Directions for this task:
Take all the material and copy it exactly.

Records contained in a dataset

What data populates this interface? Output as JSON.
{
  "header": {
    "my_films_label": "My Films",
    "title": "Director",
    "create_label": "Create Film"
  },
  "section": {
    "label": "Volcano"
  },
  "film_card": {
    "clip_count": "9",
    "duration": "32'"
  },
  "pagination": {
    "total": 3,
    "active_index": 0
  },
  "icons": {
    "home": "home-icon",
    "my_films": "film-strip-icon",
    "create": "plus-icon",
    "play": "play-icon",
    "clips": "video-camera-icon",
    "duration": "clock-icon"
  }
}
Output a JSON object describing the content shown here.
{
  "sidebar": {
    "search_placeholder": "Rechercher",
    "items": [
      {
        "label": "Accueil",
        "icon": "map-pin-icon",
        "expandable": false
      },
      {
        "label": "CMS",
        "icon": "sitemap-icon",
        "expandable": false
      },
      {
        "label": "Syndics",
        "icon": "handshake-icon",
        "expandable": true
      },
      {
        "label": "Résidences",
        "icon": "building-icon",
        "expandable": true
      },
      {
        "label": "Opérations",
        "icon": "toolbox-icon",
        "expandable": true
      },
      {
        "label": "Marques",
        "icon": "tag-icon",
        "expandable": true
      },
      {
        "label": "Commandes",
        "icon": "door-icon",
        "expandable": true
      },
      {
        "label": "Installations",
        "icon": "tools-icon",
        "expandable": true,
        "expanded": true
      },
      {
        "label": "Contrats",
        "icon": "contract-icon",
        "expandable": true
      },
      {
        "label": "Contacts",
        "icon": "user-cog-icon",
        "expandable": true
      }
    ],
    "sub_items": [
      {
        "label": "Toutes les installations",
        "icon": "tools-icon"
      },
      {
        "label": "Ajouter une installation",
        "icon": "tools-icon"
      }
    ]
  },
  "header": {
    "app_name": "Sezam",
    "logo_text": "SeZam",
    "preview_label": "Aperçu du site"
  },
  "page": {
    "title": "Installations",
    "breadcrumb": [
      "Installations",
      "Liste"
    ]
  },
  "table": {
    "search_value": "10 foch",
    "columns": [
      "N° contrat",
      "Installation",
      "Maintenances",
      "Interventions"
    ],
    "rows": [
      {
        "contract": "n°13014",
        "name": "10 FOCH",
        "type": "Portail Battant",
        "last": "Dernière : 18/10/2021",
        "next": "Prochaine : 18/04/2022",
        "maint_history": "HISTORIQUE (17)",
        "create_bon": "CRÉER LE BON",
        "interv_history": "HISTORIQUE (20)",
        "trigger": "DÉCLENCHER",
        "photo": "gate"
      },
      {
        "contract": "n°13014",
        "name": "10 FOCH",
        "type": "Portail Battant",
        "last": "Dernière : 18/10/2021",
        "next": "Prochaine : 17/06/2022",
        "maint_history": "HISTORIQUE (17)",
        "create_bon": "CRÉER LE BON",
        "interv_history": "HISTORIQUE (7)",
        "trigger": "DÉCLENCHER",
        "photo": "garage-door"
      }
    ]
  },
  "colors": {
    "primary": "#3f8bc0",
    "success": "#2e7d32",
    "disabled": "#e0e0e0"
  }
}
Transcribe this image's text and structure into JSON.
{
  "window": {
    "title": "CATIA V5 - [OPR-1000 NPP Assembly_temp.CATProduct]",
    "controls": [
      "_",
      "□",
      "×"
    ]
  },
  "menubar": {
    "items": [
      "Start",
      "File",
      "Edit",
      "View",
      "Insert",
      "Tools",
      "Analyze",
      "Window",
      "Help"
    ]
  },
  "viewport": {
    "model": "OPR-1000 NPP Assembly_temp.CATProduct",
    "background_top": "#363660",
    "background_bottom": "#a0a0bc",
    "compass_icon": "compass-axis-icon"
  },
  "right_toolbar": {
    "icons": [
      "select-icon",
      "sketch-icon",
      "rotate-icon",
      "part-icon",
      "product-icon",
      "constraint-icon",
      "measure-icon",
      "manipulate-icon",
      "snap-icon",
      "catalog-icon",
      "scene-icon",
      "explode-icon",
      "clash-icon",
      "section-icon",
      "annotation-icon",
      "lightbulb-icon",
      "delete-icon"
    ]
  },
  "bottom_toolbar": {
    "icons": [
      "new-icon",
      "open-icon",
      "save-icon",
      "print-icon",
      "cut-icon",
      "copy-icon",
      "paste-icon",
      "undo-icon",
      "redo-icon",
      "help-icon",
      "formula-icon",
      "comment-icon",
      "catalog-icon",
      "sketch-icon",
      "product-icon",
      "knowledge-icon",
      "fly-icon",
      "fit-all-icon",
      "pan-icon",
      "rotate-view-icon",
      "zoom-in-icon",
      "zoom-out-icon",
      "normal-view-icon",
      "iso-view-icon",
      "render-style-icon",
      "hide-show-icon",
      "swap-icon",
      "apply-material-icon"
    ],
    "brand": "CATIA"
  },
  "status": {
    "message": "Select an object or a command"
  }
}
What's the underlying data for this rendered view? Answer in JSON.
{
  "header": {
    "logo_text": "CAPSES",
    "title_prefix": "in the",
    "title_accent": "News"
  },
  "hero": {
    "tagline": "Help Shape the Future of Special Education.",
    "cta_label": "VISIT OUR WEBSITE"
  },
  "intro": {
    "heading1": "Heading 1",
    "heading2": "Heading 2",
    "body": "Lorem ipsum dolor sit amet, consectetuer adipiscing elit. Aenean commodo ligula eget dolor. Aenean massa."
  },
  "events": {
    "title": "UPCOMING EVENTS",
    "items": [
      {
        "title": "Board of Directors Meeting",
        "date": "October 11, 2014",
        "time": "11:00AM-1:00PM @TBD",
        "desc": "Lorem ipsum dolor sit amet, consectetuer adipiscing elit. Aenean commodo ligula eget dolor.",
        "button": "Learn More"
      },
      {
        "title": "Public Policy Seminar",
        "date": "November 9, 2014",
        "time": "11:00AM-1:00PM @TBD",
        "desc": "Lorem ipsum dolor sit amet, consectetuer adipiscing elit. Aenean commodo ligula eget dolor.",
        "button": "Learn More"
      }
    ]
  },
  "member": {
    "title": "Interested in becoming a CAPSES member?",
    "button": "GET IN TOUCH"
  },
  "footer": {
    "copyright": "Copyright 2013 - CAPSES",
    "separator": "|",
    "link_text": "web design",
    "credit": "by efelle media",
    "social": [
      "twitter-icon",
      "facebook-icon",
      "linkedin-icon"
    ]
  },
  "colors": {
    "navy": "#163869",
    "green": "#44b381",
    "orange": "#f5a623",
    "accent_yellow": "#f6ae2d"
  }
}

Exercise output:
What data populates this interface? Output as JSON.
{
  "header": {
    "my_films_label": "My Films",
    "title": "Director",
    "create_label": "Create Film"
  },
  "section": {
    "label": "Volcano"
  },
  "film_card": {
    "clip_count": "9",
    "duration": "32'"
  },
  "pagination": {
    "total": 3,
    "active_index": 0
  },
  "icons": {
    "home": "home-icon",
    "my_films": "film-strip-icon",
    "create": "plus-icon",
    "play": "play-icon",
    "clips": "video-camera-icon",
    "duration": "clock-icon"
  }
}
Output a JSON object describing the content shown here.
{
  "sidebar": {
    "search_placeholder": "Rechercher",
    "items": [
      {
        "label": "Accueil",
        "icon": "map-pin-icon",
        "expandable": false
      },
      {
        "label": "CMS",
        "icon": "sitemap-icon",
        "expandable": false
      },
      {
        "label": "Syndics",
        "icon": "handshake-icon",
        "expandable": true
      },
      {
        "label": "Résidences",
        "icon": "building-icon",
        "expandable": true
      },
      {
        "label": "Opérations",
        "icon": "toolbox-icon",
        "expandable": true
      },
      {
        "label": "Marques",
        "icon": "tag-icon",
        "expandable": true
      },
      {
        "label": "Commandes",
        "icon": "door-icon",
        "expandable": true
      },
      {
        "label": "Installations",
        "icon": "tools-icon",
        "expandable": true,
        "expanded": true
      },
      {
        "label": "Contrats",
        "icon": "contract-icon",
        "expandable": true
      },
      {
        "label": "Contacts",
        "icon": "user-cog-icon",
        "expandable": true
      }
    ],
    "sub_items": [
      {
        "label": "Toutes les installations",
        "icon": "tools-icon"
      },
      {
        "label": "Ajouter une installation",
        "icon": "tools-icon"
      }
    ]
  },
  "header": {
    "app_name": "Sezam",
    "logo_text": "SeZam",
    "preview_label": "Aperçu du site"
  },
  "page": {
    "title": "Installations",
    "breadcrumb": [
      "Installations",
      "Liste"
    ]
  },
  "table": {
    "search_value": "10 foch",
    "columns": [
      "N° contrat",
      "Installation",
      "Maintenances",
      "Interventions"
    ],
    "rows": [
      {
        "contract": "n°13014",
        "name": "10 FOCH",
        "type": "Portail Battant",
        "last": "Dernière : 18/10/2021",
        "next": "Prochaine : 18/04/2022",
        "maint_history": "HISTORIQUE (17)",
        "create_bon": "CRÉER LE BON",
        "interv_history": "HISTORIQUE (20)",
        "trigger": "DÉCLENCHER",
        "photo": "gate"
      },
      {
        "contract": "n°13014",
        "name": "10 FOCH",
        "type": "Portail Battant",
        "last": "Dernière : 18/10/2021",
        "next": "Prochaine : 17/06/2022",
        "maint_history": "HISTORIQUE (17)",
        "create_bon": "CRÉER LE BON",
        "interv_history": "HISTORIQUE (7)",
        "trigger": "DÉCLENCHER",
        "photo": "garage-door"
      }
    ]
  },
  "colors": {
    "primary": "#3f8bc0",
    "success": "#2e7d32",
    "disabled": "#e0e0e0"
  }
}
Transcribe this image's text and structure into JSON.
{
  "window": {
    "title": "CATIA V5 - [OPR-1000 NPP Assembly_temp.CATProduct]",
    "controls": [
      "_",
      "□",
      "×"
    ]
  },
  "menubar": {
    "items": [
      "Start",
      "File",
      "Edit",
      "View",
      "Insert",
      "Tools",
      "Analyze",
      "Window",
      "Help"
    ]
  },
  "viewport": {
    "model": "OPR-1000 NPP Assembly_temp.CATProduct",
    "background_top": "#363660",
    "background_bottom": "#a0a0bc",
    "compass_icon": "compass-axis-icon"
  },
  "right_toolbar": {
    "icons": [
      "select-icon",
      "sketch-icon",
      "rotate-icon",
      "part-icon",
      "product-icon",
      "constraint-icon",
      "measure-icon",
      "manipulate-icon",
      "snap-icon",
      "catalog-icon",
      "scene-icon",
      "explode-icon",
      "clash-icon",
      "section-icon",
      "annotation-icon",
      "lightbulb-icon",
      "delete-icon"
    ]
  },
  "bottom_toolbar": {
    "icons": [
      "new-icon",
      "open-icon",
      "save-icon",
      "print-icon",
      "cut-icon",
      "copy-icon",
      "paste-icon",
      "undo-icon",
      "redo-icon",
      "help-icon",
      "formula-icon",
      "comment-icon",
      "catalog-icon",
      "sketch-icon",
      "product-icon",
      "knowledge-icon",
      "fly-icon",
      "fit-all-icon",
      "pan-icon",
      "rotate-view-icon",
      "zoom-in-icon",
      "zoom-out-icon",
      "normal-view-icon",
      "iso-view-icon",
      "render-style-icon",
      "hide-show-icon",
      "swap-icon",
      "apply-material-icon"
    ],
    "brand": "CATIA"
  },
  "status": {
    "message": "Select an object or a command"
  }
}
What's the underlying data for this rendered view? Answer in JSON.
{
  "header": {
    "logo_text": "CAPSES",
    "title_prefix": "in the",
    "title_accent": "News"
  },
  "hero": {
    "tagline": "Help Shape the Future of Special Education.",
    "cta_label": "VISIT OUR WEBSITE"
  },
  "intro": {
    "heading1": "Heading 1",
    "heading2": "Heading 2",
    "body": "Lorem ipsum dolor sit amet, consectetuer adipiscing elit. Aenean commodo ligula eget dolor. Aenean massa."
  },
  "events": {
    "title": "UPCOMING EVENTS",
    "items": [
      {
        "title": "Board of Directors Meeting",
        "date": "October 11, 2014",
        "time": "11:00AM-1:00PM @TBD",
        "desc": "Lorem ipsum dolor sit amet, consectetuer adipiscing elit. Aenean commodo ligula eget dolor.",
        "button": "Learn More"
      },
      {
        "title": "Public Policy Seminar",
        "date": "November 9, 2014",
        "time": "11:00AM-1:00PM @TBD",
        "desc": "Lorem ipsum dolor sit amet, consectetuer adipiscing elit. Aenean commodo ligula eget dolor.",
        "button": "Learn More"
      }
    ]
  },
  "member": {
    "title": "Interested in becoming a CAPSES member?",
    "button": "GET IN TOUCH"
  },
  "footer": {
    "copyright": "Copyright 2013 - CAPSES",
    "separator": "|",
    "link_text": "web design",
    "credit": "by efelle media",
    "social": [
      "twitter-icon",
      "facebook-icon",
      "linkedin-icon"
    ]
  },
  "colors": {
    "navy": "#163869",
    "green": "#44b381",
    "orange": "#f5a623",
    "accent_yellow": "#f6ae2d"
  }
}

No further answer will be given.